▶ **Exercise**:
Output each line of the material exactly as it stands.

Excerpt from a dataset
╔══
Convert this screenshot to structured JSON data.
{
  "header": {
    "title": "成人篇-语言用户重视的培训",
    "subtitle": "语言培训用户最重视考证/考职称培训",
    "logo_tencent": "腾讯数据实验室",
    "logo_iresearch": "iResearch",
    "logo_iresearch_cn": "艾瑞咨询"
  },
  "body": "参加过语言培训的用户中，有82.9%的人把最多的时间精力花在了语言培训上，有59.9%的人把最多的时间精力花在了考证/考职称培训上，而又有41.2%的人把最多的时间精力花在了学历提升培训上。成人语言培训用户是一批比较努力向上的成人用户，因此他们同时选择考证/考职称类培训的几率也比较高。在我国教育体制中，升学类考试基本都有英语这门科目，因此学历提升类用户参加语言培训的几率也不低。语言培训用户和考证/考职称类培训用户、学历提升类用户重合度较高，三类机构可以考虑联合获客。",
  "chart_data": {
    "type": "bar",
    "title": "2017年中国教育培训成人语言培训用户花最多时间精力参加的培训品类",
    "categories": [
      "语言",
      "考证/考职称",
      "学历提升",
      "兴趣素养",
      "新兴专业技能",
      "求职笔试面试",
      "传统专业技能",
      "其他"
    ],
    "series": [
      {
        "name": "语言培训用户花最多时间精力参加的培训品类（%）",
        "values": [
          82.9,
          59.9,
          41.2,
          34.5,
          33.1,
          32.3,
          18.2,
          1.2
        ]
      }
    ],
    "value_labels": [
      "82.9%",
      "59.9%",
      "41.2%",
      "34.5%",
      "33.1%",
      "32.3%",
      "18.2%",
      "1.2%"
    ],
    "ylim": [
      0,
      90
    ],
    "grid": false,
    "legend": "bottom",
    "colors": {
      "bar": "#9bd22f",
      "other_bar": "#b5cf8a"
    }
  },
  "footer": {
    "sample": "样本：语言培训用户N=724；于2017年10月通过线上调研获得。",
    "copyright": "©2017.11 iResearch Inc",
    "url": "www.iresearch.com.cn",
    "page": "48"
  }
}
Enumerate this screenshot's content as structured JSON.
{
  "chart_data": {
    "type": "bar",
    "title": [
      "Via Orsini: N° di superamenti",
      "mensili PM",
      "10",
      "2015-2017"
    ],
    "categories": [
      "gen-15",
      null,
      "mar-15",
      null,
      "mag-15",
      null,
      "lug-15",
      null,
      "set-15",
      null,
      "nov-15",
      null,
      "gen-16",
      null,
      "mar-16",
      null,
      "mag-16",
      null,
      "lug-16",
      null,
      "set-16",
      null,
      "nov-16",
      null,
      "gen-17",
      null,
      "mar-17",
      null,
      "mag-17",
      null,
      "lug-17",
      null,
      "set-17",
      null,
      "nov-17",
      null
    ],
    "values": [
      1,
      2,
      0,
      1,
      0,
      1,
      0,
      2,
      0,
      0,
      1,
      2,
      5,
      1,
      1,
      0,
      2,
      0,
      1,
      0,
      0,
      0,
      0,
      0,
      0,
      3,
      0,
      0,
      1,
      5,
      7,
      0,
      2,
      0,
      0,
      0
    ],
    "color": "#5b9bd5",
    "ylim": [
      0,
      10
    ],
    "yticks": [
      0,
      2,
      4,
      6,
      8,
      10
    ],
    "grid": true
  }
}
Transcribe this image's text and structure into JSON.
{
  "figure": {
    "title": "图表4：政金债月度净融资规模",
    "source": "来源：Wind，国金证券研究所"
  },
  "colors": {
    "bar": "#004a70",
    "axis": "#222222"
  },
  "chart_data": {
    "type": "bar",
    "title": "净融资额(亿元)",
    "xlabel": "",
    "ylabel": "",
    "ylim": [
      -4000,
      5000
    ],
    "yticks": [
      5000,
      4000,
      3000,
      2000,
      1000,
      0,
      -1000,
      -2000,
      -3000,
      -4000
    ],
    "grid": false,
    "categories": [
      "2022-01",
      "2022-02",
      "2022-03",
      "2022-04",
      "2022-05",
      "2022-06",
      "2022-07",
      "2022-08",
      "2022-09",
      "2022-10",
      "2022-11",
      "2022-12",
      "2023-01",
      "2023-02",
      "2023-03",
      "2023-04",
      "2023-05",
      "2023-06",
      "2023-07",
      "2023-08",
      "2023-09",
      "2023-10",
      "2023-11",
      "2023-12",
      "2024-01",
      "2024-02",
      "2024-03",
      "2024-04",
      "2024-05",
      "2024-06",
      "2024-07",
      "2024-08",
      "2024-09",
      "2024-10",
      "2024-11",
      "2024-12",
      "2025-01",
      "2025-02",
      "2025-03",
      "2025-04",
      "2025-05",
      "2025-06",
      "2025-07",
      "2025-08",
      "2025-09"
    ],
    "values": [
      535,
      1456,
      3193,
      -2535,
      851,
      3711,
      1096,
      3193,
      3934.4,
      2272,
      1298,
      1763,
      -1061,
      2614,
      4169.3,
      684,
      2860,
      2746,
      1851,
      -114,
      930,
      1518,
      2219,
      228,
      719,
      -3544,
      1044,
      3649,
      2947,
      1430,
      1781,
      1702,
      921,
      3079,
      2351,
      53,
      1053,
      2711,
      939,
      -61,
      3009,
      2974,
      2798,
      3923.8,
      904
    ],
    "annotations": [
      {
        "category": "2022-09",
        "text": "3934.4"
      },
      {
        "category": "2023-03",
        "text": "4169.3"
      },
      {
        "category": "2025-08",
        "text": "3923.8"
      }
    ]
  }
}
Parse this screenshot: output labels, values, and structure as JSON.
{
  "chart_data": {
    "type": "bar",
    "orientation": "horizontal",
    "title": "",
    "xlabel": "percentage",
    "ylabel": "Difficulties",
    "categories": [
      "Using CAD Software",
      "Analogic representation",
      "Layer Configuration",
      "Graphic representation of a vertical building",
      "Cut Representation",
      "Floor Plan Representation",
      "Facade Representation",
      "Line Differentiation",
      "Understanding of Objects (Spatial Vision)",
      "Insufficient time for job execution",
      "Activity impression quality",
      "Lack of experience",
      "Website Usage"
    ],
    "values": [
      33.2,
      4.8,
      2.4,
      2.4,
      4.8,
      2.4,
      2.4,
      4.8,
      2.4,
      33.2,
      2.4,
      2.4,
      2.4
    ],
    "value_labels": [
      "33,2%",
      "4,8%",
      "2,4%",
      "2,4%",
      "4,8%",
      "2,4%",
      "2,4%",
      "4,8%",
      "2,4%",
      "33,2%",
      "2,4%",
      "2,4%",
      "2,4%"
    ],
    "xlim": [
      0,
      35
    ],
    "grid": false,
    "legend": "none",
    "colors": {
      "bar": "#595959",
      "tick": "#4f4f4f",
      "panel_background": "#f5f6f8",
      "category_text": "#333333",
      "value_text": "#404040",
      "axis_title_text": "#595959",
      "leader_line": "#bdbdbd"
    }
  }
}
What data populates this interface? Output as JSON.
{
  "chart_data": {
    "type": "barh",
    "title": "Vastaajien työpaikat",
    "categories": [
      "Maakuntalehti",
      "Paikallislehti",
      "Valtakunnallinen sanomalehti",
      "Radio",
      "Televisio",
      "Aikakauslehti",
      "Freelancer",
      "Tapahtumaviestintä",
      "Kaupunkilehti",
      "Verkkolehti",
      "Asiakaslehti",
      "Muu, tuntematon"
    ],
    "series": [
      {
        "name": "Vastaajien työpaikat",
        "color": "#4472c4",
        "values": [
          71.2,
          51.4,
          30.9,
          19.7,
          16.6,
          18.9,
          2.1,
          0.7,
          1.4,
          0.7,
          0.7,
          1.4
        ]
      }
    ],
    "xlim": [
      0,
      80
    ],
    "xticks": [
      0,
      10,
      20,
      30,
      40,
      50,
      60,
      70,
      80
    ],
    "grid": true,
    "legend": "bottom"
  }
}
╚══
▶ **Task output**:
Convert this screenshot to structured JSON data.
{
  "header": {
    "title": "成人篇-语言用户重视的培训",
    "subtitle": "语言培训用户最重视考证/考职称培训",
    "logo_tencent": "腾讯数据实验室",
    "logo_iresearch": "iResearch",
    "logo_iresearch_cn": "艾瑞咨询"
  },
  "body": "参加过语言培训的用户中，有82.9%的人把最多的时间精力花在了语言培训上，有59.9%的人把最多的时间精力花在了考证/考职称培训上，而又有41.2%的人把最多的时间精力花在了学历提升培训上。成人语言培训用户是一批比较努力向上的成人用户，因此他们同时选择考证/考职称类培训的几率也比较高。在我国教育体制中，升学类考试基本都有英语这门科目，因此学历提升类用户参加语言培训的几率也不低。语言培训用户和考证/考职称类培训用户、学历提升类用户重合度较高，三类机构可以考虑联合获客。",
  "chart_data": {
    "type": "bar",
    "title": "2017年中国教育培训成人语言培训用户花最多时间精力参加的培训品类",
    "categories": [
      "语言",
      "考证/考职称",
      "学历提升",
      "兴趣素养",
      "新兴专业技能",
      "求职笔试面试",
      "传统专业技能",
      "其他"
    ],
    "series": [
      {
        "name": "语言培训用户花最多时间精力参加的培训品类（%）",
        "values": [
          82.9,
          59.9,
          41.2,
          34.5,
          33.1,
          32.3,
          18.2,
          1.2
        ]
      }
    ],
    "value_labels": [
      "82.9%",
      "59.9%",
      "41.2%",
      "34.5%",
      "33.1%",
      "32.3%",
      "18.2%",
      "1.2%"
    ],
    "ylim": [
      0,
      90
    ],
    "grid": false,
    "legend": "bottom",
    "colors": {
      "bar": "#9bd22f",
      "other_bar": "#b5cf8a"
    }
  },
  "footer": {
    "sample": "样本：语言培训用户N=724；于2017年10月通过线上调研获得。",
    "copyright": "©2017.11 iResearch Inc",
    "url": "www.iresearch.com.cn",
    "page": "48"
  }
}
Enumerate this screenshot's content as structured JSON.
{
  "chart_data": {
    "type": "bar",
    "title": [
      "Via Orsini: N° di superamenti",
      "mensili PM",
      "10",
      "2015-2017"
    ],
    "categories": [
      "gen-15",
      null,
      "mar-15",
      null,
      "mag-15",
      null,
      "lug-15",
      null,
      "set-15",
      null,
      "nov-15",
      null,
      "gen-16",
      null,
      "mar-16",
      null,
      "mag-16",
      null,
      "lug-16",
      null,
      "set-16",
      null,
      "nov-16",
      null,
      "gen-17",
      null,
      "mar-17",
      null,
      "mag-17",
      null,
      "lug-17",
      null,
      "set-17",
      null,
      "nov-17",
      null
    ],
    "values": [
      1,
      2,
      0,
      1,
      0,
      1,
      0,
      2,
      0,
      0,
      1,
      2,
      5,
      1,
      1,
      0,
      2,
      0,
      1,
      0,
      0,
      0,
      0,
      0,
      0,
      3,
      0,
      0,
      1,
      5,
      7,
      0,
      2,
      0,
      0,
      0
    ],
    "color": "#5b9bd5",
    "ylim": [
      0,
      10
    ],
    "yticks": [
      0,
      2,
      4,
      6,
      8,
      10
    ],
    "grid": true
  }
}
Transcribe this image's text and structure into JSON.
{
  "figure": {
    "title": "图表4：政金债月度净融资规模",
    "source": "来源：Wind，国金证券研究所"
  },
  "colors": {
    "bar": "#004a70",
    "axis": "#222222"
  },
  "chart_data": {
    "type": "bar",
    "title": "净融资额(亿元)",
    "xlabel": "",
    "ylabel": "",
    "ylim": [
      -4000,
      5000
    ],
    "yticks": [
      5000,
      4000,
      3000,
      2000,
      1000,
      0,
      -1000,
      -2000,
      -3000,
      -4000
    ],
    "grid": false,
    "categories": [
      "2022-01",
      "2022-02",
      "2022-03",
      "2022-04",
      "2022-05",
      "2022-06",
      "2022-07",
      "2022-08",
      "2022-09",
      "2022-10",
      "2022-11",
      "2022-12",
      "2023-01",
      "2023-02",
      "2023-03",
      "2023-04",
      "2023-05",
      "2023-06",
      "2023-07",
      "2023-08",
      "2023-09",
      "2023-10",
      "2023-11",
      "2023-12",
      "2024-01",
      "2024-02",
      "2024-03",
      "2024-04",
      "2024-05",
      "2024-06",
      "2024-07",
      "2024-08",
      "2024-09",
      "2024-10",
      "2024-11",
      "2024-12",
      "2025-01",
      "2025-02",
      "2025-03",
      "2025-04",
      "2025-05",
      "2025-06",
      "2025-07",
      "2025-08",
      "2025-09"
    ],
    "values": [
      535,
      1456,
      3193,
      -2535,
      851,
      3711,
      1096,
      3193,
      3934.4,
      2272,
      1298,
      1763,
      -1061,
      2614,
      4169.3,
      684,
      2860,
      2746,
      1851,
      -114,
      930,
      1518,
      2219,
      228,
      719,
      -3544,
      1044,
      3649,
      2947,
      1430,
      1781,
      1702,
      921,
      3079,
      2351,
      53,
      1053,
      2711,
      939,
      -61,
      3009,
      2974,
      2798,
      3923.8,
      904
    ],
    "annotations": [
      {
        "category": "2022-09",
        "text": "3934.4"
      },
      {
        "category": "2023-03",
        "text": "4169.3"
      },
      {
        "category": "2025-08",
        "text": "3923.8"
      }
    ]
  }
}
Parse this screenshot: output labels, values, and structure as JSON.
{
  "chart_data": {
    "type": "bar",
    "orientation": "horizontal",
    "title": "",
    "xlabel": "percentage",
    "ylabel": "Difficulties",
    "categories": [
      "Using CAD Software",
      "Analogic representation",
      "Layer Configuration",
      "Graphic representation of a vertical building",
      "Cut Representation",
      "Floor Plan Representation",
      "Facade Representation",
      "Line Differentiation",
      "Understanding of Objects (Spatial Vision)",
      "Insufficient time for job execution",
      "Activity impression quality",
      "Lack of experience",
      "Website Usage"
    ],
    "values": [
      33.2,
      4.8,
      2.4,
      2.4,
      4.8,
      2.4,
      2.4,
      4.8,
      2.4,
      33.2,
      2.4,
      2.4,
      2.4
    ],
    "value_labels": [
      "33,2%",
      "4,8%",
      "2,4%",
      "2,4%",
      "4,8%",
      "2,4%",
      "2,4%",
      "4,8%",
      "2,4%",
      "33,2%",
      "2,4%",
      "2,4%",
      "2,4%"
    ],
    "xlim": [
      0,
      35
    ],
    "grid": false,
    "legend": "none",
    "colors": {
      "bar": "#595959",
      "tick": "#4f4f4f",
      "panel_background": "#f5f6f8",
      "category_text": "#333333",
      "value_text": "#404040",
      "axis_title_text": "#595959",
      "leader_line": "#bdbdbd"
    }
  }
}
What data populates this interface? Output as JSON.
{
  "chart_data": {
    "type": "barh",
    "title": "Vastaajien työpaikat",
    "categories": [
      "Maakuntalehti",
      "Paikallislehti",
      "Valtakunnallinen sanomalehti",
      "Radio",
      "Televisio",
      "Aikakauslehti",
      "Freelancer",
      "Tapahtumaviestintä",
      "Kaupunkilehti",
      "Verkkolehti",
      "Asiakaslehti",
      "Muu, tuntematon"
    ],
    "series": [
      {
        "name": "Vastaajien työpaikat",
        "color": "#4472c4",
        "values": [
          71.2,
          51.4,
          30.9,
          19.7,
          16.6,
          18.9,
          2.1,
          0.7,
          1.4,
          0.7,
          0.7,
          1.4
        ]
      }
    ],
    "xlim": [
      0,
      80
    ],
    "xticks": [
      0,
      10,
      20,
      30,
      40,
      50,
      60,
      70,
      80
    ],
    "grid": true,
    "legend": "bottom"
  }
}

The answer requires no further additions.